**SUPPLIED MATERIAL**.
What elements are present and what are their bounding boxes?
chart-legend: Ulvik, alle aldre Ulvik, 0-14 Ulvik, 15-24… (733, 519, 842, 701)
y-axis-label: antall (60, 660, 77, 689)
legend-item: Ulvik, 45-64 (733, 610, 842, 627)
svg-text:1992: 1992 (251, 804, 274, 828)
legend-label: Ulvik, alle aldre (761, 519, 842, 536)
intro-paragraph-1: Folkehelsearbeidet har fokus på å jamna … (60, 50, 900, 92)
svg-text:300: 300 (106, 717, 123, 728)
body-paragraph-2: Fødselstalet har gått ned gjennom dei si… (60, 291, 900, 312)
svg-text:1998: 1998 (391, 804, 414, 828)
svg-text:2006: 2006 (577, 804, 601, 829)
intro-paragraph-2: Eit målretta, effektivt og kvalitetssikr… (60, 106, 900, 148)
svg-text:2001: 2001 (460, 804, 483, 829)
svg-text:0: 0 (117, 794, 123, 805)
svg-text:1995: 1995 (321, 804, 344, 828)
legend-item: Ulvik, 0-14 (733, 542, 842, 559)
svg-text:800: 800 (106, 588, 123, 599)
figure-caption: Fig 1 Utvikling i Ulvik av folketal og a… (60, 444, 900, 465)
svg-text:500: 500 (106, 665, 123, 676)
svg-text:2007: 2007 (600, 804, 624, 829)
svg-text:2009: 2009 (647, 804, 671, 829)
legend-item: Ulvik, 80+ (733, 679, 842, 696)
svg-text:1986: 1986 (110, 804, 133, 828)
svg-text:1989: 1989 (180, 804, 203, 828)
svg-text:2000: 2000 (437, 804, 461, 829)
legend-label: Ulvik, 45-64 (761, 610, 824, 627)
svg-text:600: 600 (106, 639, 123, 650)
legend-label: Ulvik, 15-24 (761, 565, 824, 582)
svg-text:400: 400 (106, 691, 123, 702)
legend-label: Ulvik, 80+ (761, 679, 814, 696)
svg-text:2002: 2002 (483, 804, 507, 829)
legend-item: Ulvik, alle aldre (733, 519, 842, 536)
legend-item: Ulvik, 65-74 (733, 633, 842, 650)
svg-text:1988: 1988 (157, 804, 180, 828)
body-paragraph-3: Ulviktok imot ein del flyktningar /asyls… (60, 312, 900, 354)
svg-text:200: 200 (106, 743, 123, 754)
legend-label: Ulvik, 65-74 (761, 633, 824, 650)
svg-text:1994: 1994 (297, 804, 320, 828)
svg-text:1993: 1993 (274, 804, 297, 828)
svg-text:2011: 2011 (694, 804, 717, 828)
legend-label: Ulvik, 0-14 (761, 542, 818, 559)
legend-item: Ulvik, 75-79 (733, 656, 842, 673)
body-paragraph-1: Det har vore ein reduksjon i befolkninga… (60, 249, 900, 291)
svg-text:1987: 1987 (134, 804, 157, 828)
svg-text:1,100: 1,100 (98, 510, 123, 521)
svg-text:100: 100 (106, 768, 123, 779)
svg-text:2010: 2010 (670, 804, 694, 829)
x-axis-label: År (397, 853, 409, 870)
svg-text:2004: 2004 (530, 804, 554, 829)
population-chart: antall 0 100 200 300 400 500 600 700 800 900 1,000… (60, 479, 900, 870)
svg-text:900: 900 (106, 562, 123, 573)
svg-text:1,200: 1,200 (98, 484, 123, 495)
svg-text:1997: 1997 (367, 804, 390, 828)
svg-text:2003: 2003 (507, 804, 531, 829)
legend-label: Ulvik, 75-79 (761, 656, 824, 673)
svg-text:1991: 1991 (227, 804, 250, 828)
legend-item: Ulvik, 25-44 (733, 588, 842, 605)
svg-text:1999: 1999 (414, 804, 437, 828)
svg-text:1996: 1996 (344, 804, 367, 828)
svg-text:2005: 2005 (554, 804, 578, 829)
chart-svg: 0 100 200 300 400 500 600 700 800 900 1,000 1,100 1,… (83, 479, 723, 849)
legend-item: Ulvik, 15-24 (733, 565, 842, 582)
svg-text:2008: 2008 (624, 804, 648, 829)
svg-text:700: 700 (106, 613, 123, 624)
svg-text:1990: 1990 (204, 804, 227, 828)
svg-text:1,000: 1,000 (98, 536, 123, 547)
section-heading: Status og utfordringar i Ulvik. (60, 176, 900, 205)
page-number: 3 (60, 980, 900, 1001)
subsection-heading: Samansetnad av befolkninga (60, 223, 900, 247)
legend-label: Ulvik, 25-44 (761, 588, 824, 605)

**GIVEN REQUEST**. Set out each line of the material above as a numbered list, omitting any blank lines.

**EXERCISE RESPONSE**.
1. What elements are present and what are their bounding boxes?
2. chart-legend: Ulvik, alle aldre Ulvik, 0-14 Ulvik, 15-24… (733, 519, 842, 701)
3. y-axis-label: antall (60, 660, 77, 689)
4. legend-item: Ulvik, 45-64 (733, 610, 842, 627)
5. svg-text:1992: 1992 (251, 804, 274, 828)
6. legend-label: Ulvik, alle aldre (761, 519, 842, 536)
7. intro-paragraph-1: Folkehelsearbeidet har fokus på å jamna … (60, 50, 900, 92)
8. svg-text:300: 300 (106, 717, 123, 728)
9. body-paragraph-2: Fødselstalet har gått ned gjennom dei si… (60, 291, 900, 312)
10. svg-text:1998: 1998 (391, 804, 414, 828)
11. svg-text:2006: 2006 (577, 804, 601, 829)
12. intro-paragraph-2: Eit målretta, effektivt og kvalitetssikr… (60, 106, 900, 148)
13. svg-text:2001: 2001 (460, 804, 483, 829)
14. svg-text:0: 0 (117, 794, 123, 805)
15. svg-text:1995: 1995 (321, 804, 344, 828)
16. legend-item: Ulvik, 0-14 (733, 542, 842, 559)
17. svg-text:800: 800 (106, 588, 123, 599)
18. figure-caption: Fig 1 Utvikling i Ulvik av folketal og a… (60, 444, 900, 465)
19. svg-text:500: 500 (106, 665, 123, 676)
20. svg-text:2007: 2007 (600, 804, 624, 829)
21. svg-text:2009: 2009 (647, 804, 671, 829)
22. legend-item: Ulvik, 80+ (733, 679, 842, 696)
23. svg-text:1986: 1986 (110, 804, 133, 828)
24. svg-text:1989: 1989 (180, 804, 203, 828)
25. svg-text:2000: 2000 (437, 804, 461, 829)
26. legend-label: Ulvik, 45-64 (761, 610, 824, 627)
27. svg-text:600: 600 (106, 639, 123, 650)
28. legend-label: Ulvik, 15-24 (761, 565, 824, 582)
29. svg-text:400: 400 (106, 691, 123, 702)
30. legend-label: Ulvik, 80+ (761, 679, 814, 696)
31. svg-text:2002: 2002 (483, 804, 507, 829)
32. legend-item: Ulvik, alle aldre (733, 519, 842, 536)
33. legend-item: Ulvik, 65-74 (733, 633, 842, 650)
34. svg-text:1988: 1988 (157, 804, 180, 828)
35. body-paragraph-3: Ulviktok imot ein del flyktningar /asyls… (60, 312, 900, 354)
36. svg-text:200: 200 (106, 743, 123, 754)
37. legend-label: Ulvik, 65-74 (761, 633, 824, 650)
38. svg-text:1994: 1994 (297, 804, 320, 828)
39. svg-text:1993: 1993 (274, 804, 297, 828)
40. svg-text:2011: 2011 (694, 804, 717, 828)
41. legend-label: Ulvik, 0-14 (761, 542, 818, 559)
42. legend-item: Ulvik, 75-79 (733, 656, 842, 673)
43. body-paragraph-1: Det har vore ein reduksjon i befolkninga… (60, 249, 900, 291)
44. svg-text:1987: 1987 (134, 804, 157, 828)
45. svg-text:1,100: 1,100 (98, 510, 123, 521)
46. svg-text:100: 100 (106, 768, 123, 779)
47. svg-text:2010: 2010 (670, 804, 694, 829)
48. x-axis-label: År (397, 853, 409, 870)
49. svg-text:2004: 2004 (530, 804, 554, 829)
50. population-chart: antall 0 100 200 300 400 500 600 700 800 900 1,000… (60, 479, 900, 870)
51. svg-text:900: 900 (106, 562, 123, 573)
52. svg-text:1,200: 1,200 (98, 484, 123, 495)
53. svg-text:1997: 1997 (367, 804, 390, 828)
54. svg-text:2003: 2003 (507, 804, 531, 829)
55. legend-label: Ulvik, 75-79 (761, 656, 824, 673)
56. svg-text:1991: 1991 (227, 804, 250, 828)
57. legend-item: Ulvik, 25-44 (733, 588, 842, 605)
58. svg-text:1999: 1999 (414, 804, 437, 828)
59. svg-text:1996: 1996 (344, 804, 367, 828)
60. svg-text:2005: 2005 (554, 804, 578, 829)
61. chart-svg: 0 100 200 300 400 500 600 700 800 900 1,000 1,100 1,… (83, 479, 723, 849)
62. legend-item: Ulvik, 15-24 (733, 565, 842, 582)
63. svg-text:2008: 2008 (624, 804, 648, 829)
64. svg-text:700: 700 (106, 613, 123, 624)
65. svg-text:1990: 1990 (204, 804, 227, 828)
66. svg-text:1,000: 1,000 (98, 536, 123, 547)
67. section-heading: Status og utfordringar i Ulvik. (60, 176, 900, 205)
68. page-number: 3 (60, 980, 900, 1001)
69. subsection-heading: Samansetnad av befolkninga (60, 223, 900, 247)
70. legend-label: Ulvik, 25-44 (761, 588, 824, 605)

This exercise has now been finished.